(Data tied to figure images)

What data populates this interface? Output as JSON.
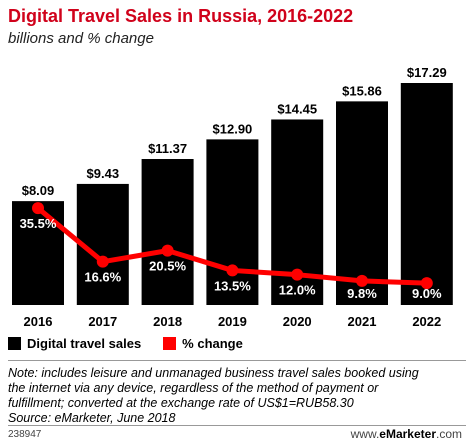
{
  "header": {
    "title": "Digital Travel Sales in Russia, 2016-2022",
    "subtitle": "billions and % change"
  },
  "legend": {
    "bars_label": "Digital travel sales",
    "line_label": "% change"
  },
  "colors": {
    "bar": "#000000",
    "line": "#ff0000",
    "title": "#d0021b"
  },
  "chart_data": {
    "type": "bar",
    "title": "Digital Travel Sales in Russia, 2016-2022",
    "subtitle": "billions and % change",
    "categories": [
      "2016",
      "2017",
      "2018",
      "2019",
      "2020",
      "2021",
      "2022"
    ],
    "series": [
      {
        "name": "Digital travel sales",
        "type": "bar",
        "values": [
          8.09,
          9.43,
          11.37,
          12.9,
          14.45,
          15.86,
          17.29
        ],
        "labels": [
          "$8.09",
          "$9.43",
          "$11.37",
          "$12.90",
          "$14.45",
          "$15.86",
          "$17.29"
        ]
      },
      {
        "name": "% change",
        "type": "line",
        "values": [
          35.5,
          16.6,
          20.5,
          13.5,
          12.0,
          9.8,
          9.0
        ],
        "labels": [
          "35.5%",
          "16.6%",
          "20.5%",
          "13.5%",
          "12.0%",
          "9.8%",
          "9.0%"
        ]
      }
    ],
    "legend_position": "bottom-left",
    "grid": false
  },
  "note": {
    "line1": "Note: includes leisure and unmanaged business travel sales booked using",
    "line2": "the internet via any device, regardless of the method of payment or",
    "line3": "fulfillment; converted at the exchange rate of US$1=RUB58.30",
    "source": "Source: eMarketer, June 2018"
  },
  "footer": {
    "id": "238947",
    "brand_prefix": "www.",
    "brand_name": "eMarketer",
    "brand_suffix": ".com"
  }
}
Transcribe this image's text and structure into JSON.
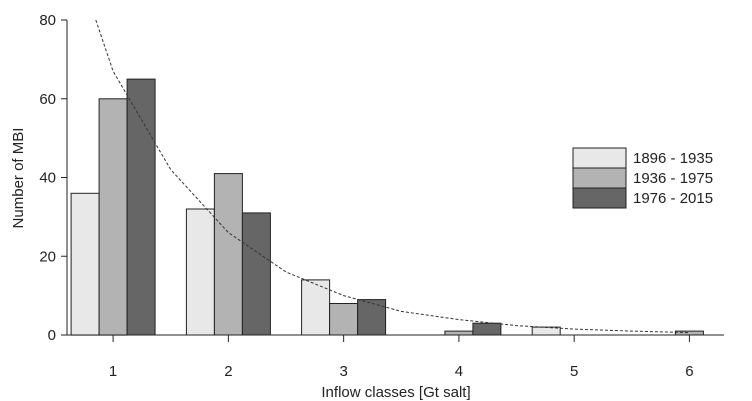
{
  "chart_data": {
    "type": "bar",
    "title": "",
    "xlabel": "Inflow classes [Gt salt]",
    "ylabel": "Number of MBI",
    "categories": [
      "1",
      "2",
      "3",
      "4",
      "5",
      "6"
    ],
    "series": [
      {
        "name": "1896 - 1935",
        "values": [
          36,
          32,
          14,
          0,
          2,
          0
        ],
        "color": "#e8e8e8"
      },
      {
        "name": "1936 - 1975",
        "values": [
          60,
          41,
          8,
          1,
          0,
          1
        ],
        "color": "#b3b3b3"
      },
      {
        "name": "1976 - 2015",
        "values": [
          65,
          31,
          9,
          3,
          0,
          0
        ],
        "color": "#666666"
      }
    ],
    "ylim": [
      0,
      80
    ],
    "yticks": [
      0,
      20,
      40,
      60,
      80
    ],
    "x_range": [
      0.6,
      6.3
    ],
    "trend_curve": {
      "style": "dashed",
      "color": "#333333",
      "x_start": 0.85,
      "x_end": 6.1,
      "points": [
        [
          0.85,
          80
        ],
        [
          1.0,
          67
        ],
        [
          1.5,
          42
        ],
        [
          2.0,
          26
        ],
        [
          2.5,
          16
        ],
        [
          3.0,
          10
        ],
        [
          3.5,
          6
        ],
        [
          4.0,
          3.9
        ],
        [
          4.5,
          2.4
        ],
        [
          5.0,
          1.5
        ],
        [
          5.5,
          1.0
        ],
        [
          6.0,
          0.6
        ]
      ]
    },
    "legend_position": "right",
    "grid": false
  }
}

==

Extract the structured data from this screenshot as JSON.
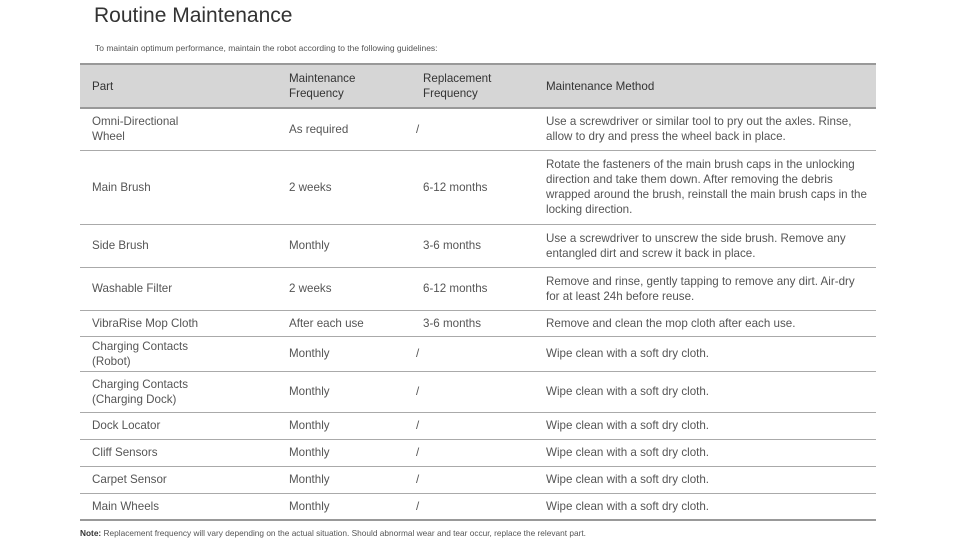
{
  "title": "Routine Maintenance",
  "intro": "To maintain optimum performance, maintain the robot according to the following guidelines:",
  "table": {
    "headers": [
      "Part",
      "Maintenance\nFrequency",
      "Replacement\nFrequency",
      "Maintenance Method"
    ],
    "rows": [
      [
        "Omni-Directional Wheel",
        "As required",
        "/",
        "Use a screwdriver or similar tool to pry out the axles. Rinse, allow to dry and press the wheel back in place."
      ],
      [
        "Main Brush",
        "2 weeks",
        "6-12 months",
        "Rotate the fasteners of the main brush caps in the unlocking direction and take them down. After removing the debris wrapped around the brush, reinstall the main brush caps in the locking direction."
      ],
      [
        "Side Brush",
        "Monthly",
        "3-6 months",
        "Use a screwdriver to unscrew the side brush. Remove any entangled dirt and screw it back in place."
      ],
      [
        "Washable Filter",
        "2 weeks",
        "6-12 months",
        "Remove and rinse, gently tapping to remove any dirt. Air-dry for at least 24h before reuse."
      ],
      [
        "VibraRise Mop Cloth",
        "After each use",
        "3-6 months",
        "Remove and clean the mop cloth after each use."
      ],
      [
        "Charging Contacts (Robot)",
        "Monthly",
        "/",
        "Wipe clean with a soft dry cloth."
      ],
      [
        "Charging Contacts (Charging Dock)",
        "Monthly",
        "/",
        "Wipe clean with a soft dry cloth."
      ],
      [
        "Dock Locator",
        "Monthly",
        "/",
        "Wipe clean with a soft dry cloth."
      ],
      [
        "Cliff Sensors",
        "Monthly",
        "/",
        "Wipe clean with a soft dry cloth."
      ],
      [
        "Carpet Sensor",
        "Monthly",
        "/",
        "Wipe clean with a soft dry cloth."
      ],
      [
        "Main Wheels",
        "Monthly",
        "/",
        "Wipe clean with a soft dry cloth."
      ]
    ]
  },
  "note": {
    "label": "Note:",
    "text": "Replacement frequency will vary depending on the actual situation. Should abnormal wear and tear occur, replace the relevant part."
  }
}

Exercise objective: Find and copy each line above that includes the string "Digital".

Result of the task:
    "title": "Digital Travel Sales in Russia, 2016-2022",
    "bars_label": "Digital travel sales",
    "title": "Digital Travel Sales in Russia, 2016-2022",
        "name": "Digital travel sales",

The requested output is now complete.